*WHAT YOU HAVE TO DO*: Gather every line holding the string "chevron".

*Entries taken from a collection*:
⟨

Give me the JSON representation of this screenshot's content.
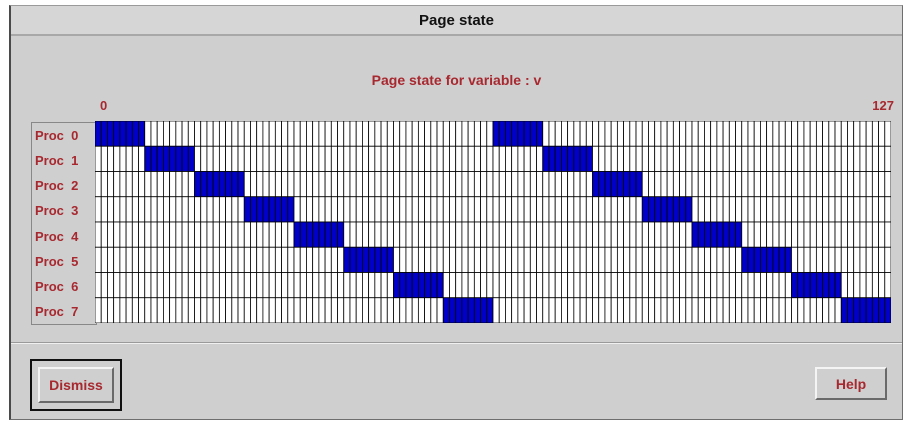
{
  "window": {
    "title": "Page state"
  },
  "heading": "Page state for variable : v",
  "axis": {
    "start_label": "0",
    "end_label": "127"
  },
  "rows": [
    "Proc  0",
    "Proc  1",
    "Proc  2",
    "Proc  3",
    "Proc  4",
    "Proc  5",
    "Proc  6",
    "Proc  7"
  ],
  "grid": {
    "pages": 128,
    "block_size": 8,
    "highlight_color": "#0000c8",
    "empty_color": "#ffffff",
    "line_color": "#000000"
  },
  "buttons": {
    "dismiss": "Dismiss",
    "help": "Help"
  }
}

⟩
⟨

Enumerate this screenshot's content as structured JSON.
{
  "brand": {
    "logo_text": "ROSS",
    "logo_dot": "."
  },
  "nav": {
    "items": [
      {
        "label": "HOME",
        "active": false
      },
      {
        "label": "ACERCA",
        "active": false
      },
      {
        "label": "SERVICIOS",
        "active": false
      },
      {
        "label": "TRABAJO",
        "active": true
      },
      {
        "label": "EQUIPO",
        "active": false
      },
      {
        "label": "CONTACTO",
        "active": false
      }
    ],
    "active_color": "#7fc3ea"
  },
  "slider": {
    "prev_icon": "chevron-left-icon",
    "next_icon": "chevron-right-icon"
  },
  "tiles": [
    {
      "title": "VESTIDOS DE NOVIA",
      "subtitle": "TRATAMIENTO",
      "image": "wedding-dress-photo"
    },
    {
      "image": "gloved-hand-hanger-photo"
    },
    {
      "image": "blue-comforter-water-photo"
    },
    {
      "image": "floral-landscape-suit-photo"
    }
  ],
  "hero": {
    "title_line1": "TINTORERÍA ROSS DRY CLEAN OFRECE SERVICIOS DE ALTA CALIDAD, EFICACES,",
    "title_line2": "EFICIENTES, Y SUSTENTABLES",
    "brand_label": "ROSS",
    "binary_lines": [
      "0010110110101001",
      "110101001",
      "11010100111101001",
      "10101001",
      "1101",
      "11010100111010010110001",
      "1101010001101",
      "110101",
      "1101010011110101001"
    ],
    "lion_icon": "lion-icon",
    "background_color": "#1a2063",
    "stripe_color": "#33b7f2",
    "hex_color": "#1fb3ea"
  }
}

⟩
⟨

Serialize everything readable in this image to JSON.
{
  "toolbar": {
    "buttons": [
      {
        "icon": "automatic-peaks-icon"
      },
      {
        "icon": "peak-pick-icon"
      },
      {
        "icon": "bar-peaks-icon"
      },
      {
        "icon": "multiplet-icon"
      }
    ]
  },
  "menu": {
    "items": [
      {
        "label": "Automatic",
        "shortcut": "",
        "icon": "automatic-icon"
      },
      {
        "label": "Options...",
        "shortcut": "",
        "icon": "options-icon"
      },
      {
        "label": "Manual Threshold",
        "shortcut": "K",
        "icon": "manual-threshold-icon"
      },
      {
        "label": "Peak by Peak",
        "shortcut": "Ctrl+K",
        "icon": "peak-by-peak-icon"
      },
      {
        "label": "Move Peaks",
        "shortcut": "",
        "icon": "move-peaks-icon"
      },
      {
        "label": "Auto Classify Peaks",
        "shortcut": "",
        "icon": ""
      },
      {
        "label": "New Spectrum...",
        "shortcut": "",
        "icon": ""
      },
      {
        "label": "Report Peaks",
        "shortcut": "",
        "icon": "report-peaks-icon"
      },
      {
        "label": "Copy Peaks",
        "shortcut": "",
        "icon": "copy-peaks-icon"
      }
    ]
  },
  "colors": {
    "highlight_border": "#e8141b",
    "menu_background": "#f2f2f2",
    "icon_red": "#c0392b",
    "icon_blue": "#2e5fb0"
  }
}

⟩

*EXERCISE SOLUTION*:
    "prev_icon": "chevron-left-icon",
    "next_icon": "chevron-right-icon"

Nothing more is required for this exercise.